start Data shown

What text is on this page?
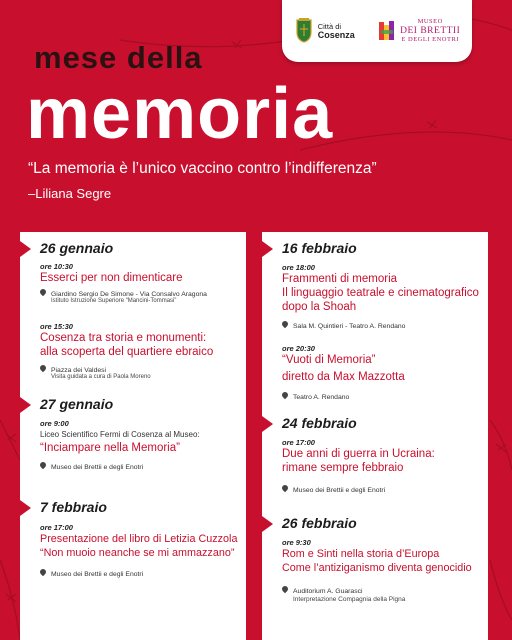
Città di
Cosenza
MUSEO
DEI BRETTII
E DEGLI ENOTRI
mese della
memoria
“La memoria è l’unico vaccino contro l’indifferenza”
–Liliana Segre
26 gennaio
ore 10:30
Esserci per non dimenticare
Giardino Sergio De Simone - Via Consalvo Aragona
Istituto Istruzione Superiore “Mancini-Tommasi”
ore 15:30
Cosenza tra storia e monumenti:
alla scoperta del quartiere ebraico
Piazza dei Valdesi
Visita guidata a cura di Paola Moreno
27 gennaio
ore 9:00
Liceo Scientifico Fermi di Cosenza al Museo:
“Inciampare nella Memoria”
Museo dei Brettii e degli Enotri
7 febbraio
ore 17:00
Presentazione del libro di Letizia Cuzzola
“Non muoio neanche se mi ammazzano”
Museo dei Brettii e degli Enotri
16 febbraio
ore 18:00
Frammenti di memoria
Il linguaggio teatrale e cinematografico
dopo la Shoah
Sala M. Quintieri - Teatro A. Rendano
ore 20:30
“Vuoti di Memoria”
diretto da Max Mazzotta
Teatro A. Rendano
24 febbraio
ore 17:00
Due anni di guerra in Ucraina:
rimane sempre febbraio
Museo dei Brettii e degli Enotri
26 febbraio
ore 9:30
Rom e Sinti nella storia d’Europa
Come l’antiziganismo diventa genocidio
Auditorium A. Guarasci
Interpretazione Compagnia della Pigna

end Data shown

--- What is required ---
Show every line that contains the word "nella".

--- Exercise output ---
“Inciampare nella Memoria”
Rom e Sinti nella storia d’Europa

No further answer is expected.